◆ Exercise: In the listing below, identify each line with the word "HTTP" and return those lines.
Start of Information provided
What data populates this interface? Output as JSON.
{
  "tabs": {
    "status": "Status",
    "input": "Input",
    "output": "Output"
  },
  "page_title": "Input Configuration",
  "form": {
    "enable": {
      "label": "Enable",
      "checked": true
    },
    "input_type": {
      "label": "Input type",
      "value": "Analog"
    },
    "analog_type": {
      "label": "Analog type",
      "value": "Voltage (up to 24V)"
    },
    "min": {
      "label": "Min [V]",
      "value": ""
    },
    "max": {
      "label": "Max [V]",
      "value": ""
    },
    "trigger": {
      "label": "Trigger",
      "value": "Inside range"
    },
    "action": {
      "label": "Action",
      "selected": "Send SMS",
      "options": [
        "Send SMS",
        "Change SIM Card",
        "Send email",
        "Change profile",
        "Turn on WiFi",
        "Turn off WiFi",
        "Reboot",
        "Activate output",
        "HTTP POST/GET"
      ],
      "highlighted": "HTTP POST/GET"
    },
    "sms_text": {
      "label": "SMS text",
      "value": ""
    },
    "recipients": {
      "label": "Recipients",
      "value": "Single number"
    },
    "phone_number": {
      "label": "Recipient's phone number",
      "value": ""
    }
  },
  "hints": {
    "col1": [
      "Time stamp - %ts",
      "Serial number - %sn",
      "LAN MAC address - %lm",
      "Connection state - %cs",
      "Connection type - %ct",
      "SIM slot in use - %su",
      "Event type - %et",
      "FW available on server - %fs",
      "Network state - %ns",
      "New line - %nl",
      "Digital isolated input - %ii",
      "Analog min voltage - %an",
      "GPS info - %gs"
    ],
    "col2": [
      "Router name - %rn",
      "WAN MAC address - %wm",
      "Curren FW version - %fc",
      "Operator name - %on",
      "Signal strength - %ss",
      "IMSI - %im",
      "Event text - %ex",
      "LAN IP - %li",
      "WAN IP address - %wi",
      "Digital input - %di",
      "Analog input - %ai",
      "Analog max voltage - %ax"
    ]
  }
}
End of Information provided
◆ Full answer:
        "HTTP POST/GET"
      "highlighted": "HTTP POST/GET"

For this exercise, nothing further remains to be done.